### WRITTEN REQUEST
Write the listing out again, all of it, word for word.

### LISTING
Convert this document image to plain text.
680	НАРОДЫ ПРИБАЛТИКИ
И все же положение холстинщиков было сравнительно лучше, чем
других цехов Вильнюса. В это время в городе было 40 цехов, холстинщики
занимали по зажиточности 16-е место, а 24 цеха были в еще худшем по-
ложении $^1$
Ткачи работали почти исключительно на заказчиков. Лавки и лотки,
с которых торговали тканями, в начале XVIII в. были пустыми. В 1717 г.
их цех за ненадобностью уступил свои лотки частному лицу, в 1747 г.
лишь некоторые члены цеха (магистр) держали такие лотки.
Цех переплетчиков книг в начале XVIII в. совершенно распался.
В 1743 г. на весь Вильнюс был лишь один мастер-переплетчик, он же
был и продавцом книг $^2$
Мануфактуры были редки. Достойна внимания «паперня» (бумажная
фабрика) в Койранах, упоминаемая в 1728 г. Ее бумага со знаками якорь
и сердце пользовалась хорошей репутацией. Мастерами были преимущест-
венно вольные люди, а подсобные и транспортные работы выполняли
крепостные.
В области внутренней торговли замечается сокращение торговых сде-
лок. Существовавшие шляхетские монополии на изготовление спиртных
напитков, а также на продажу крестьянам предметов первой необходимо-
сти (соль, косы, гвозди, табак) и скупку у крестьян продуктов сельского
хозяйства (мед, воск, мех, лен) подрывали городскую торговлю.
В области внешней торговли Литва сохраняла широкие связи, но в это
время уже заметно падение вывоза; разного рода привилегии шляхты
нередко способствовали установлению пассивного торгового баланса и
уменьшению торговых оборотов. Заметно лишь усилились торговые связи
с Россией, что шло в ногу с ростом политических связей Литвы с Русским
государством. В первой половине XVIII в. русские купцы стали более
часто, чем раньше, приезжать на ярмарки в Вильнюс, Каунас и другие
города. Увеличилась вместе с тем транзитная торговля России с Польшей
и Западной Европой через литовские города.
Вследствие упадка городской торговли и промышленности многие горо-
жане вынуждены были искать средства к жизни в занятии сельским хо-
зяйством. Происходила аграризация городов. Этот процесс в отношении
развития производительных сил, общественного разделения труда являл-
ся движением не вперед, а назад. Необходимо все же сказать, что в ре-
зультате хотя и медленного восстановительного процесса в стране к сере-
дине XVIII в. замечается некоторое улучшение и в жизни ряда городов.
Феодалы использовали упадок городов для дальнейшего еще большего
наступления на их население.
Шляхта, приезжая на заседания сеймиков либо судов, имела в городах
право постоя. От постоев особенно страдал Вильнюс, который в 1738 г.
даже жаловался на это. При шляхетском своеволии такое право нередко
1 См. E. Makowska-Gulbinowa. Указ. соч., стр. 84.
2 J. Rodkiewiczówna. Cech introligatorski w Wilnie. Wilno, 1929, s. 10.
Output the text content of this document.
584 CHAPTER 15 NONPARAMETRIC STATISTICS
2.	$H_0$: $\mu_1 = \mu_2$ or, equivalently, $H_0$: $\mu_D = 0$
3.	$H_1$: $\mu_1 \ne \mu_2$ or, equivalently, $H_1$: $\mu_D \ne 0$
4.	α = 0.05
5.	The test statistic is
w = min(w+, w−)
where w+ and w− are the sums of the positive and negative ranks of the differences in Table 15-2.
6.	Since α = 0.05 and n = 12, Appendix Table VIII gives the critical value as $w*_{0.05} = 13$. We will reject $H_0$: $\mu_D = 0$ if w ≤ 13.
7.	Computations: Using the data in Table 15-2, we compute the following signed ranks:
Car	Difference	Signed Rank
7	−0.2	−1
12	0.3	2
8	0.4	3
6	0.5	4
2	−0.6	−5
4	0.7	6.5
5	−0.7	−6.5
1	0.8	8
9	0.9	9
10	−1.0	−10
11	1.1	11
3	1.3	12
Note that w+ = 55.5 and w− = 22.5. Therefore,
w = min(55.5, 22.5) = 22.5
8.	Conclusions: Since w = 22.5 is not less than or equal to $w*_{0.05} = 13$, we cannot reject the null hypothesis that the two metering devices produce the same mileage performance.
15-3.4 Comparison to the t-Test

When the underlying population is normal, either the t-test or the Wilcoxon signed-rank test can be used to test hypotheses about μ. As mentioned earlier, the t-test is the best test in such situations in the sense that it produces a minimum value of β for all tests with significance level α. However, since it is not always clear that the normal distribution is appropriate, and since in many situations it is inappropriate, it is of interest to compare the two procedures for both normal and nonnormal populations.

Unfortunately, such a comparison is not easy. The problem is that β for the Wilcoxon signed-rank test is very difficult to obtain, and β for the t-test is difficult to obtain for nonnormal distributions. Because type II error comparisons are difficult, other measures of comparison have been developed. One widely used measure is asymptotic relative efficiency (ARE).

### EXPECTED OUTPUT
Convert this document image to plain text.
680	НАРОДЫ ПРИБАЛТИКИ
И все же положение холстинщиков было сравнительно лучше, чем
других цехов Вильнюса. В это время в городе было 40 цехов, холстинщики
занимали по зажиточности 16-е место, а 24 цеха были в еще худшем по-
ложении $^1$
Ткачи работали почти исключительно на заказчиков. Лавки и лотки,
с которых торговали тканями, в начале XVIII в. были пустыми. В 1717 г.
их цех за ненадобностью уступил свои лотки частному лицу, в 1747 г.
лишь некоторые члены цеха (магистр) держали такие лотки.
Цех переплетчиков книг в начале XVIII в. совершенно распался.
В 1743 г. на весь Вильнюс был лишь один мастер-переплетчик, он же
был и продавцом книг $^2$
Мануфактуры были редки. Достойна внимания «паперня» (бумажная
фабрика) в Койранах, упоминаемая в 1728 г. Ее бумага со знаками якорь
и сердце пользовалась хорошей репутацией. Мастерами были преимущест-
венно вольные люди, а подсобные и транспортные работы выполняли
крепостные.
В области внутренней торговли замечается сокращение торговых сде-
лок. Существовавшие шляхетские монополии на изготовление спиртных
напитков, а также на продажу крестьянам предметов первой необходимо-
сти (соль, косы, гвозди, табак) и скупку у крестьян продуктов сельского
хозяйства (мед, воск, мех, лен) подрывали городскую торговлю.
В области внешней торговли Литва сохраняла широкие связи, но в это
время уже заметно падение вывоза; разного рода привилегии шляхты
нередко способствовали установлению пассивного торгового баланса и
уменьшению торговых оборотов. Заметно лишь усилились торговые связи
с Россией, что шло в ногу с ростом политических связей Литвы с Русским
государством. В первой половине XVIII в. русские купцы стали более
часто, чем раньше, приезжать на ярмарки в Вильнюс, Каунас и другие
города. Увеличилась вместе с тем транзитная торговля России с Польшей
и Западной Европой через литовские города.
Вследствие упадка городской торговли и промышленности многие горо-
жане вынуждены были искать средства к жизни в занятии сельским хо-
зяйством. Происходила аграризация городов. Этот процесс в отношении
развития производительных сил, общественного разделения труда являл-
ся движением не вперед, а назад. Необходимо все же сказать, что в ре-
зультате хотя и медленного восстановительного процесса в стране к сере-
дине XVIII в. замечается некоторое улучшение и в жизни ряда городов.
Феодалы использовали упадок городов для дальнейшего еще большего
наступления на их население.
Шляхта, приезжая на заседания сеймиков либо судов, имела в городах
право постоя. От постоев особенно страдал Вильнюс, который в 1738 г.
даже жаловался на это. При шляхетском своеволии такое право нередко
1 См. E. Makowska-Gulbinowa. Указ. соч., стр. 84.
2 J. Rodkiewiczówna. Cech introligatorski w Wilnie. Wilno, 1929, s. 10.
Output the text content of this document.
584 CHAPTER 15 NONPARAMETRIC STATISTICS
2.	$H_0$: $\mu_1 = \mu_2$ or, equivalently, $H_0$: $\mu_D = 0$
3.	$H_1$: $\mu_1 \ne \mu_2$ or, equivalently, $H_1$: $\mu_D \ne 0$
4.	α = 0.05
5.	The test statistic is
w = min(w+, w−)
where w+ and w− are the sums of the positive and negative ranks of the differences in Table 15-2.
6.	Since α = 0.05 and n = 12, Appendix Table VIII gives the critical value as $w*_{0.05} = 13$. We will reject $H_0$: $\mu_D = 0$ if w ≤ 13.
7.	Computations: Using the data in Table 15-2, we compute the following signed ranks:
Car	Difference	Signed Rank
7	−0.2	−1
12	0.3	2
8	0.4	3
6	0.5	4
2	−0.6	−5
4	0.7	6.5
5	−0.7	−6.5
1	0.8	8
9	0.9	9
10	−1.0	−10
11	1.1	11
3	1.3	12
Note that w+ = 55.5 and w− = 22.5. Therefore,
w = min(55.5, 22.5) = 22.5
8.	Conclusions: Since w = 22.5 is not less than or equal to $w*_{0.05} = 13$, we cannot reject the null hypothesis that the two metering devices produce the same mileage performance.
15-3.4 Comparison to the t-Test

When the underlying population is normal, either the t-test or the Wilcoxon signed-rank test can be used to test hypotheses about μ. As mentioned earlier, the t-test is the best test in such situations in the sense that it produces a minimum value of β for all tests with significance level α. However, since it is not always clear that the normal distribution is appropriate, and since in many situations it is inappropriate, it is of interest to compare the two procedures for both normal and nonnormal populations.

Unfortunately, such a comparison is not easy. The problem is that β for the Wilcoxon signed-rank test is very difficult to obtain, and β for the t-test is difficult to obtain for nonnormal distributions. Because type II error comparisons are difficult, other measures of comparison have been developed. One widely used measure is asymptotic relative efficiency (ARE).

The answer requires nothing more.